■ COSA FARE:
1. Secondo il testo sulla sicurezza sul lavoro, perché affidare a terzi una parte del lavoro non basta a liberare il datore di lavoro dalla responsabilità per un infortunio? Rispondi in una o due frasi.
2. Nel testo sulla sicurezza sul lavoro, quale articolo del codice civile viene citato per il dovere generale di protezione?
3. Trascrivi dal testo sulla sicurezza sul lavoro il passo che comincia con "I rapporti tra" e va avanti fino a "dei lavoratori addetti.".

■ DOCUMENTO:
§ §
I rapporti tra appaltatore e subappaltatore in materia di sicurezza sul lavoro

Enrico Zani
06 Novembre 2020

In tema di infortuni e di sicurezza sul lavoro, l'esternalizzazione in tutto o in parte del processo produttivo non esclude che il datore di lavoro possa essere ritenuto responsabile dell'evento, ove egli non dia prova di avere – secondo le previsioni dell'art. 7, d.lgs. n. 626 del 1994, ed anche indipendentemente dall'osservanza del dovere generale di protezione di cui all'art. 2087, c.c. – adeguatamente verificato l'idoneità tecnico – professionale del soggetto cui l'opera è affidata e di avere concorso alla prevenzione del rischio specifico implicato nella realizzazione della medesima, anche mediante un'idonea opera di informazione dei lavoratori addetti.
§ §
■ RIGHE FORNITE:
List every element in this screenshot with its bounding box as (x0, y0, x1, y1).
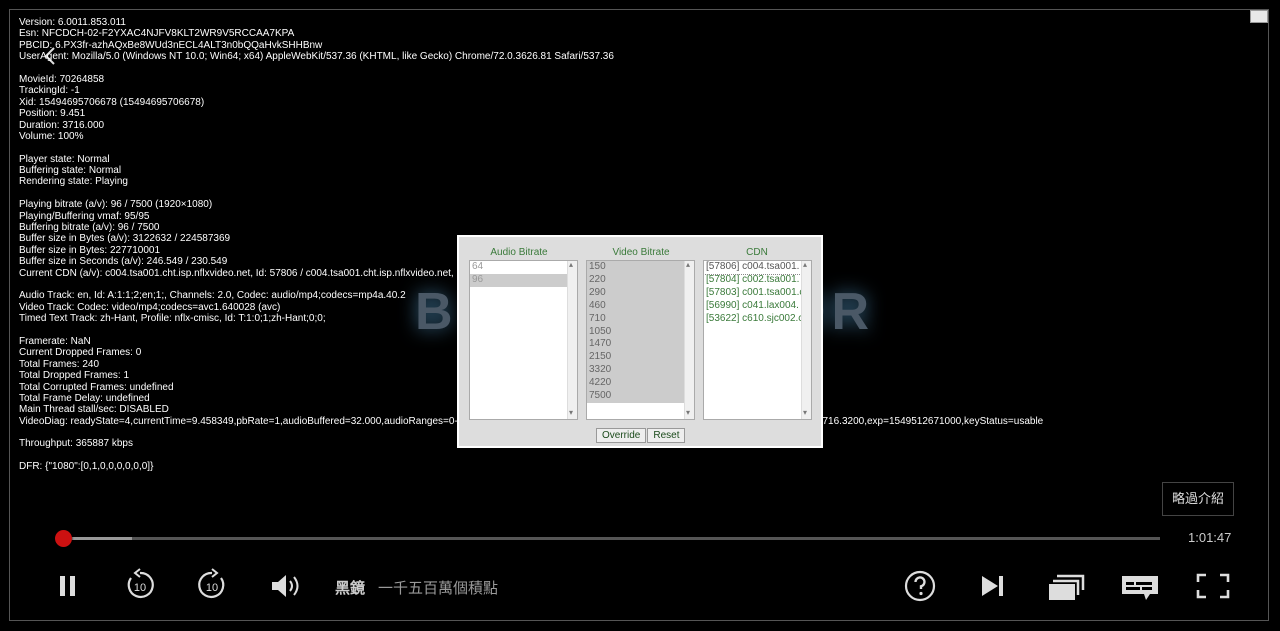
diagnostic-line: MovieId: 70264858 (19, 73, 105, 85)
diagnostic-line: Duration: 3716.000 (19, 119, 105, 131)
diagnostic-line: PBCID: 6.PX3fr-azhAQxBe8WUd3nECL4ALT3n0b… (19, 39, 323, 51)
panel-buttons: Override Reset (596, 425, 686, 443)
forward-seconds-label: 10 (206, 582, 218, 594)
replay-seconds-label: 10 (134, 582, 146, 594)
diagnostic-line: Xid: 15494695706678 (15494695706678) (19, 96, 205, 108)
audio-bitrate-column: Audio Bitrate (469, 247, 569, 258)
episode-title: 一千五百萬個積點 (378, 580, 499, 597)
diagnostic-line: Position: 9.451 (19, 108, 86, 120)
cdn-option[interactable]: [56990] c041.lax004. (704, 300, 811, 313)
forward-10-icon[interactable]: 10 (195, 568, 229, 607)
video-bitrate-option[interactable]: 2150 (587, 351, 694, 365)
audio-list-scrollbar[interactable] (567, 261, 577, 419)
video-bitrate-option[interactable]: 7500 (587, 390, 694, 403)
video-bitrate-option[interactable]: 220 (587, 273, 694, 287)
progress-thumb[interactable] (54, 530, 72, 547)
replay-10-icon[interactable]: 10 (123, 568, 157, 607)
progress-track[interactable] (60, 537, 1160, 540)
cdn-option[interactable]: [57803] c001.tsa001.c (704, 287, 811, 300)
video-bitrate-column: Video Bitrate (587, 247, 695, 258)
diagnostic-line (19, 63, 1043, 74)
episodes-icon[interactable] (1047, 572, 1085, 607)
audio-bitrate-option[interactable]: 64 (470, 261, 577, 274)
next-episode-icon[interactable] (980, 574, 1006, 603)
volume-icon[interactable] (270, 572, 304, 605)
video-bitrate-option[interactable]: 460 (587, 299, 694, 313)
video-bitrate-option[interactable]: 1470 (587, 338, 694, 352)
diagnostic-line: Buffering bitrate (a/v): 96 / 7500 (19, 222, 160, 234)
time-remaining: 1:01:47 (1188, 530, 1232, 545)
diagnostic-line: Rendering state: Playing (19, 176, 128, 188)
skip-intro-button[interactable]: 略過介紹 (1162, 482, 1234, 516)
override-button[interactable]: Override (596, 428, 647, 443)
video-bitrate-option[interactable]: 150 (587, 261, 694, 274)
video-bitrate-option[interactable]: 710 (587, 312, 694, 326)
diagnostic-line (19, 188, 1043, 199)
diagnostic-line: Version: 6.0011.853.011 (19, 17, 126, 28)
fullscreen-icon[interactable] (1196, 573, 1230, 604)
cdn-list[interactable]: [57806] c004.tsa001. [57804] c002.tsa001.… (703, 260, 812, 420)
diagnostic-line (19, 450, 1043, 461)
diagnostic-line: Buffering state: Normal (19, 165, 122, 177)
subtitles-audio-icon[interactable] (1120, 574, 1160, 607)
diagnostic-line: UserAgent: Mozilla/5.0 (Windows NT 10.0;… (19, 51, 614, 63)
help-icon[interactable] (904, 570, 936, 607)
cdn-heading: CDN (746, 247, 768, 258)
video-list-scrollbar[interactable] (684, 261, 694, 419)
video-bitrate-option[interactable]: 4220 (587, 377, 694, 391)
reset-button[interactable]: Reset (647, 428, 686, 443)
video-bitrate-option[interactable]: 1050 (587, 325, 694, 339)
video-bitrate-option[interactable]: 3320 (587, 364, 694, 378)
diagnostic-line (19, 142, 1043, 153)
cdn-option[interactable]: [57804] c002.tsa001. (704, 274, 811, 287)
video-bitrate-option[interactable]: 290 (587, 286, 694, 300)
audio-bitrate-heading: Audio Bitrate (490, 247, 548, 258)
diagnostic-line: Volume: 100% (19, 130, 84, 142)
diagnostic-line: Playing bitrate (a/v): 96 / 7500 (1920×1… (19, 199, 213, 211)
diagnostic-line: DFR: {"1080":[0,1,0,0,0,0,0,0]} (19, 461, 154, 473)
pause-icon[interactable] (58, 574, 78, 603)
close-icon[interactable] (1250, 10, 1268, 23)
stream-manager-panel: Audio Bitrate 6496 Video Bitrate 1502202… (457, 235, 823, 448)
cdn-option[interactable]: [57806] c004.tsa001. (704, 261, 811, 275)
show-title: 黑鏡 (335, 580, 366, 597)
audio-bitrate-option[interactable]: 96 (470, 273, 577, 287)
video-bitrate-heading: Video Bitrate (612, 247, 670, 258)
audio-bitrate-list[interactable]: 64 96 (469, 260, 578, 420)
diagnostic-line: Playing/Buffering vmaf: 95/95 (19, 210, 150, 222)
diagnostic-line: Player state: Normal (19, 153, 110, 165)
video-bitrate-list[interactable]: 150 220 290 460 710 1050 1470 2150 3320 4220 7500 (586, 260, 695, 420)
diagnostic-line: Esn: NFCDCH-02-F2YXAC4NJFV8KLT2WR9V5RCCA… (19, 28, 295, 40)
cdn-column: CDN (703, 247, 811, 258)
diagnostic-line: TrackingId: -1 (19, 85, 80, 97)
cdn-option[interactable]: [53622] c610.sjc002.c (704, 313, 811, 326)
cdn-list-scrollbar[interactable] (801, 261, 811, 419)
§ §
■ RISPOSTE SCRITTE:
1. Il datore di lavoro può comunque essere ritenuto responsabile se non dimostra di aver controllato bene l'idoneità tecnico-professionale di chi riceve il lavoro. Deve anche dimostrare di aver contribuito a prevenire il rischio specifico di quell'opera, anche informando in modo adeguato i lavoratori addetti.

2. L'art. 2087 del codice civile.

3.
I rapporti tra appaltatore e subappaltatore in materia di sicurezza sul lavoro

Enrico Zani
06 Novembre 2020

In tema di infortuni e di sicurezza sul lavoro, l'esternalizzazione in tutto o in parte del processo produttivo non esclude che il datore di lavoro possa essere ritenuto responsabile dell'evento, ove egli non dia prova di avere – secondo le previsioni dell'art. 7, d.lgs. n. 626 del 1994, ed anche indipendentemente dall'osservanza del dovere generale di protezione di cui all'art. 2087, c.c. – adeguatamente verificato l'idoneità tecnico – professionale del soggetto cui l'opera è affidata e di avere concorso alla prevenzione del rischio specifico implicato nella realizzazione della medesima, anche mediante un'idonea opera di informazione dei lavoratori addetti.